### Aim of the exercise
Please retype the data in full and exactly; the pictures are not part of the copy.

━━ Items

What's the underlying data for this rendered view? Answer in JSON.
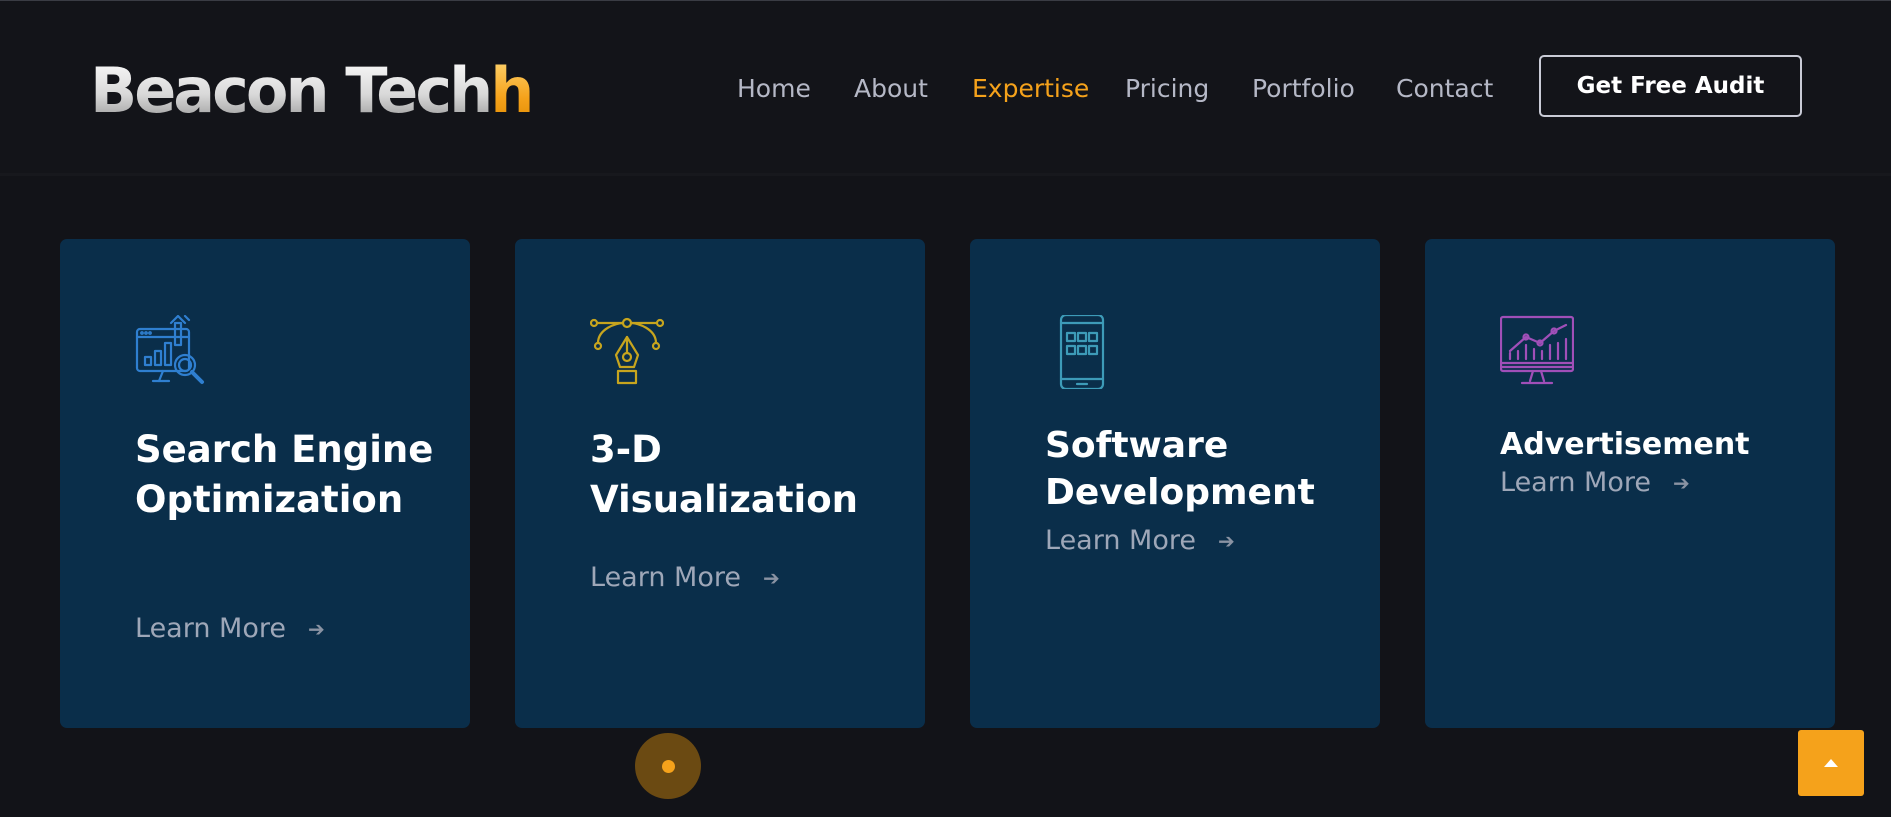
{
  "brand": {
    "logo_main": "Beacon Tech",
    "logo_accent": "h"
  },
  "nav": {
    "items": [
      {
        "label": "Home",
        "active": false
      },
      {
        "label": "About",
        "active": false
      },
      {
        "label": "Expertise",
        "active": true
      },
      {
        "label": "Pricing",
        "active": false
      },
      {
        "label": "Portfolio",
        "active": false
      },
      {
        "label": "Contact",
        "active": false
      }
    ],
    "cta_label": "Get Free Audit"
  },
  "cards": [
    {
      "title": "Search Engine Optimization",
      "link": "Learn More",
      "icon": "seo-analytics-icon",
      "icon_color": "#2f7fd0"
    },
    {
      "title": "3-D Visualization",
      "link": "Learn More",
      "icon": "pen-tool-icon",
      "icon_color": "#c7a51e"
    },
    {
      "title": "Software Development",
      "link": "Learn More",
      "icon": "mobile-app-icon",
      "icon_color": "#3d9bb8"
    },
    {
      "title": "Advertisement",
      "link": "Learn More",
      "icon": "monitor-chart-icon",
      "icon_color": "#a04fb8"
    }
  ],
  "colors": {
    "accent": "#f5a21b",
    "card_bg": "#0a2e4a",
    "page_bg": "#121318"
  }
}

━━━━

### Problem solution
What's the underlying data for this rendered view? Answer in JSON.
{
  "brand": {
    "logo_main": "Beacon Tech",
    "logo_accent": "h"
  },
  "nav": {
    "items": [
      {
        "label": "Home",
        "active": false
      },
      {
        "label": "About",
        "active": false
      },
      {
        "label": "Expertise",
        "active": true
      },
      {
        "label": "Pricing",
        "active": false
      },
      {
        "label": "Portfolio",
        "active": false
      },
      {
        "label": "Contact",
        "active": false
      }
    ],
    "cta_label": "Get Free Audit"
  },
  "cards": [
    {
      "title": "Search Engine Optimization",
      "link": "Learn More",
      "icon": "seo-analytics-icon",
      "icon_color": "#2f7fd0"
    },
    {
      "title": "3-D Visualization",
      "link": "Learn More",
      "icon": "pen-tool-icon",
      "icon_color": "#c7a51e"
    },
    {
      "title": "Software Development",
      "link": "Learn More",
      "icon": "mobile-app-icon",
      "icon_color": "#3d9bb8"
    },
    {
      "title": "Advertisement",
      "link": "Learn More",
      "icon": "monitor-chart-icon",
      "icon_color": "#a04fb8"
    }
  ],
  "colors": {
    "accent": "#f5a21b",
    "card_bg": "#0a2e4a",
    "page_bg": "#121318"
  }
}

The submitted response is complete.